Required task 1:
List every place name that appears in the debate speech below.
Required task 2:
Resume the debate speech below, picking up right after its final sentence.

Text:
Given that we are having a general debate, and given the nature of the Bill, the figures outlined by my hon. Friend the Member for Warwick and Leamington (Chris White), and the number of people engaged in social enterprises and the voluntary sector throughout the country, it is sad that the Chamber is only this full. Although the debate is a good one with the right hon. Member for Salford and Eccles (Hazel Blears) representing many Labour Members, I wonder, if the Bill had been supported in some measure by the Public and Commercial Services Union, how many Opposition Members would have been here, given that we are talking about similar numbers of people. Perhaps it is a good thing that they are not here. I am not sure that many of them would like their views on socialism to be represented by the right hon. Lady. Her views are probably more enlightened than those of many hon. Members who often sit with her.

We have had a discussion on the general issues, but I wanted to speak in this debate to give a local case study to explain why elements of the Bill are so important. I have had several discussions with the Minister, whom I am delighted to see in his place. He has been most helpful with this local issue. This is not an egregious attempt to discuss various institutions in my constituency; I want to provide the House with an active case study of why the elements in the Bill are so important. I shall return to the elements with which I have difficulties, but some have much to commend them.

It is an unfortunate fact that many voluntary organisations spring up at moments of crisis, or from a deep or yearning concern about deprivation or social problems. That is certainly the case with one organisation in my constituency. Ipswich Housing Action Group was founded in 1976 by a group of local business men who were worried about the homeless, so they created a charity to deal with homelessness in Ipswich.

Records provided:
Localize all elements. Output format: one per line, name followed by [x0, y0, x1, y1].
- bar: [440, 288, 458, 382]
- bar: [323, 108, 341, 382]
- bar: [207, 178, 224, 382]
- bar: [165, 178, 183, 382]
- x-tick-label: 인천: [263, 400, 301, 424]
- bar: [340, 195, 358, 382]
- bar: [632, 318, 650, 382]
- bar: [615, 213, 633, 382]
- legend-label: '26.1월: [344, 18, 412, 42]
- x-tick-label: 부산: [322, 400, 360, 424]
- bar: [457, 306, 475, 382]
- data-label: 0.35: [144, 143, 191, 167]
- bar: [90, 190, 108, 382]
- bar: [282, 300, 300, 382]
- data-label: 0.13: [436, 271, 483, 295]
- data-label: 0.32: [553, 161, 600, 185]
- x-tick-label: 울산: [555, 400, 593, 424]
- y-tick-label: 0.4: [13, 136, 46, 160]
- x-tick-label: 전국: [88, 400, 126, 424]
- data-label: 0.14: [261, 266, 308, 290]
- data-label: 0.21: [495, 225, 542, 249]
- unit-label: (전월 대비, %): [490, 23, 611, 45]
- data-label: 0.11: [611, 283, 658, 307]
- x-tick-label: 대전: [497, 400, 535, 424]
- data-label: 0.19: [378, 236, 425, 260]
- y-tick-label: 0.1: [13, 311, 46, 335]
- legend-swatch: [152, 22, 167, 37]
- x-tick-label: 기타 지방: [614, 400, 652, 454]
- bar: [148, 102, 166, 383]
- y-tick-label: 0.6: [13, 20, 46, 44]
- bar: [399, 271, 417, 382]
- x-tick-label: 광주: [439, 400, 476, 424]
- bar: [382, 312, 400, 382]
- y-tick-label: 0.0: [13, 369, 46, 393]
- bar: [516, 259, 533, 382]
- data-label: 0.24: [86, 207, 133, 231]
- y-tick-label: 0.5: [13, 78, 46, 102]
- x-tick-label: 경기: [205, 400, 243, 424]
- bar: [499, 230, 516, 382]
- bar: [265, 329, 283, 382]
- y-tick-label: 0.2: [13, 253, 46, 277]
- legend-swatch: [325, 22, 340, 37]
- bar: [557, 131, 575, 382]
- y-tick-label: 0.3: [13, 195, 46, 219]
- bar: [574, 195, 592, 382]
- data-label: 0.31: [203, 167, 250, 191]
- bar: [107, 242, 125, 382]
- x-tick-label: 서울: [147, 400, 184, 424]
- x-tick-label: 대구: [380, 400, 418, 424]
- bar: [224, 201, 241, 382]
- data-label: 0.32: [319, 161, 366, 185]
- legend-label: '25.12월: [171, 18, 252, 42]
--
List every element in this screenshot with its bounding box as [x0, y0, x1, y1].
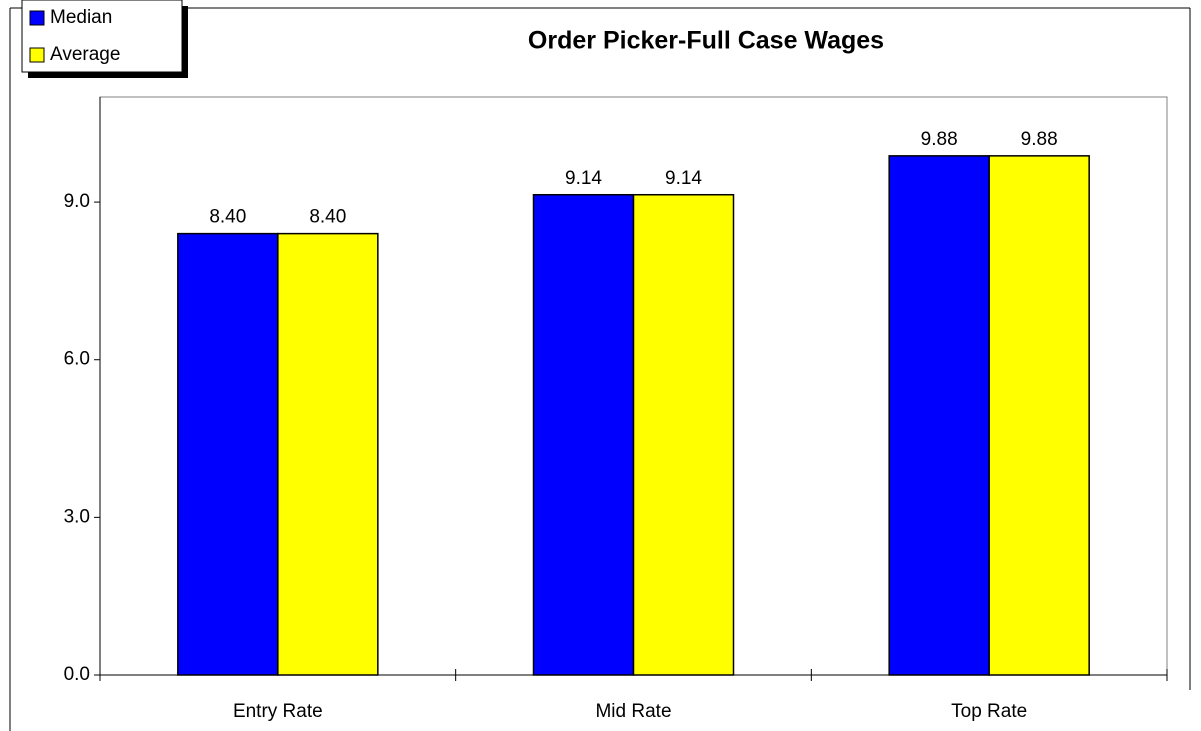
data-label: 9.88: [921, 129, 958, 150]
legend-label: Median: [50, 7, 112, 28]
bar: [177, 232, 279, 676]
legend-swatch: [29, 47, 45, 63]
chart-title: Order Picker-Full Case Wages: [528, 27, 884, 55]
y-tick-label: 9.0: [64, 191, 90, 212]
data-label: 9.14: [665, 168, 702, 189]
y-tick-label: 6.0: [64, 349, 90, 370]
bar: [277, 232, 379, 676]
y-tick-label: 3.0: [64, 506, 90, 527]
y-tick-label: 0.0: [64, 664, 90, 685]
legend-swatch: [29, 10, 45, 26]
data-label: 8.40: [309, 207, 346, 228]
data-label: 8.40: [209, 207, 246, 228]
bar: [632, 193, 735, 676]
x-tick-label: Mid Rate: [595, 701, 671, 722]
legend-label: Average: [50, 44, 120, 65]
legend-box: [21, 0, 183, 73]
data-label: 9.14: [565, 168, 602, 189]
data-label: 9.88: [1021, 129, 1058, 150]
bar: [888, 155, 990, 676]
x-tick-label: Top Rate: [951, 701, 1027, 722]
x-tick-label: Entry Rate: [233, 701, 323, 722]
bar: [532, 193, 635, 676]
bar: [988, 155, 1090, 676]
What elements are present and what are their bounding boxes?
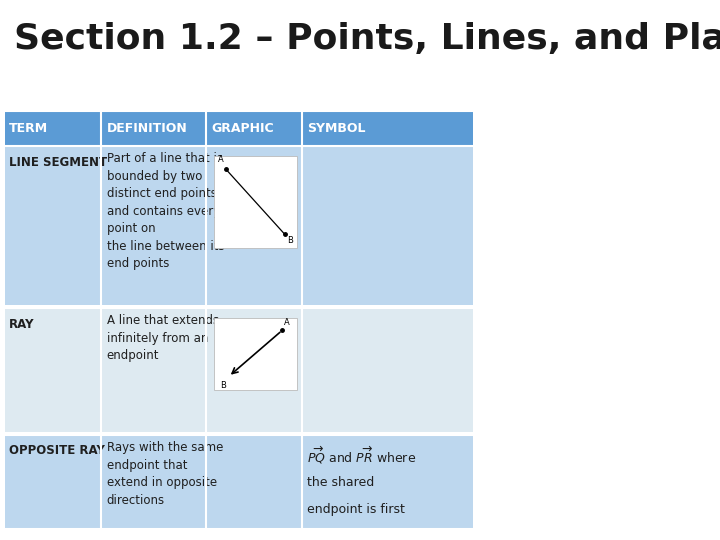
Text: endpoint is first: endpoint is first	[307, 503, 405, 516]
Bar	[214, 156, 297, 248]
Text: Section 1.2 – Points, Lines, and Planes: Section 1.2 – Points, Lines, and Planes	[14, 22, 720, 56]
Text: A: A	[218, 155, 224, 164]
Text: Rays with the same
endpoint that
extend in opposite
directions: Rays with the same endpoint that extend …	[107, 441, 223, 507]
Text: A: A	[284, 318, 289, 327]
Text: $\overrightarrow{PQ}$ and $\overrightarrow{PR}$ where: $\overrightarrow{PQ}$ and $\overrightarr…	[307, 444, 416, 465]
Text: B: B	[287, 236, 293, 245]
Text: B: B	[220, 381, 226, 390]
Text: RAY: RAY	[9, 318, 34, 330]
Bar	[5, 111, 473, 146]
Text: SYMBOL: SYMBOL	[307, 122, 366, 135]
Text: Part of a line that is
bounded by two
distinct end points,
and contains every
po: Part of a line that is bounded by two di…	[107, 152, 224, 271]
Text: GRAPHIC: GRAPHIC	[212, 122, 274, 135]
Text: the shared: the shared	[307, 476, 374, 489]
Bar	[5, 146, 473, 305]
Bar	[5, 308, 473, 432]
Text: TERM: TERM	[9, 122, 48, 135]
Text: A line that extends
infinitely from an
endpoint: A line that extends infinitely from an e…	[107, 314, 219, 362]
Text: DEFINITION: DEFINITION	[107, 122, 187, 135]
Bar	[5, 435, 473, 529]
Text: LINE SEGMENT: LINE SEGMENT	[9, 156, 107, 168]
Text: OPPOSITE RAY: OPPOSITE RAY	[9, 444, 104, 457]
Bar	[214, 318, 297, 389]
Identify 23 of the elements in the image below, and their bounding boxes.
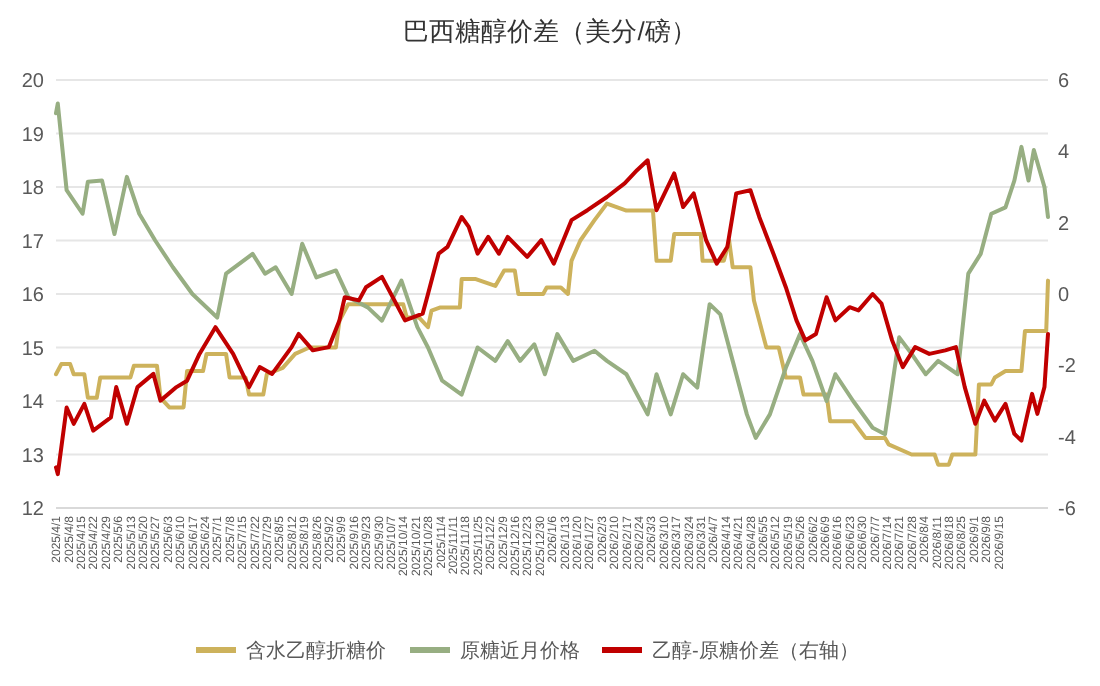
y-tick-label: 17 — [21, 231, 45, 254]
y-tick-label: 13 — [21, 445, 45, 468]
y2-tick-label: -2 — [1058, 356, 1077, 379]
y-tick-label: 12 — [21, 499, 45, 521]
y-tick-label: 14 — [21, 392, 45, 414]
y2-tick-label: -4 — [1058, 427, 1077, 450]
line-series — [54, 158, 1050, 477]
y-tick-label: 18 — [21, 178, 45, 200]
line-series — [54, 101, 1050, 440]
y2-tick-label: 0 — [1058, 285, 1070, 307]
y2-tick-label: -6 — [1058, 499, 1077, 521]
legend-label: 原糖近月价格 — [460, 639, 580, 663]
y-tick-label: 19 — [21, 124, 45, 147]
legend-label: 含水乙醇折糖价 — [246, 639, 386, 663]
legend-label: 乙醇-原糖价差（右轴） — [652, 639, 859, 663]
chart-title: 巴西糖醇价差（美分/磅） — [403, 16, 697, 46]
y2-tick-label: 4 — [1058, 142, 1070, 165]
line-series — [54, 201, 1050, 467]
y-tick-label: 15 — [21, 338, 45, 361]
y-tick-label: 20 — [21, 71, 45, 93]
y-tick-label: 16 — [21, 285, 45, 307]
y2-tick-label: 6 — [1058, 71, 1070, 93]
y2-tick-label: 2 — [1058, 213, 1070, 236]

Exercise output 1:
Warwick, Leamington, Salford, Eccles, Ipswich

Exercise output 2:
Many hon. Members may remember the horrendous serial murders in Ipswich in 2006. As a result of that, the community felt the need to deal immediately with the problems of prostitution and drug addiction in the town. That brought together not only local authorities, the police and other statutory bodies, but many social enterprises and charities locally. Prime among them was an extraordinary charity, the Iceni Project, which is a small micro-charity dealing with drug rehabilitation. It so happens that that charity is not just an extraordinary local charity; it is a very effective one. It has been delivering some of the very best drug rehabilitation programmes in the country. Indeed, it is regularly rated within the top three organisations in the country for providing drug rehabilitation. In 2008, it was awarded The Guardian prize for the best charity of the year for being so innovative yet so local.

In 2006, the town came together to deal with the problems that had afflicted those young ladies who were killed, and many around them consequently received the help and care that they should have received before that. Crisis and disaster forced on the community an immediate imperative to provide that. In that process, the Iceni Project gained a particular place in the hearts of many people in Ipswich, which is why the events of the past few weeks and months have been of considerable concern to many people throughout my constituency. The reason for that concern lies in the tendering of drug projects that has come about under a tender process initiated by the previous Administration. Perhaps the House will not mind me running through the basics of how that has happened, so that hon. Members understand why that is directly pertinent to the Bill.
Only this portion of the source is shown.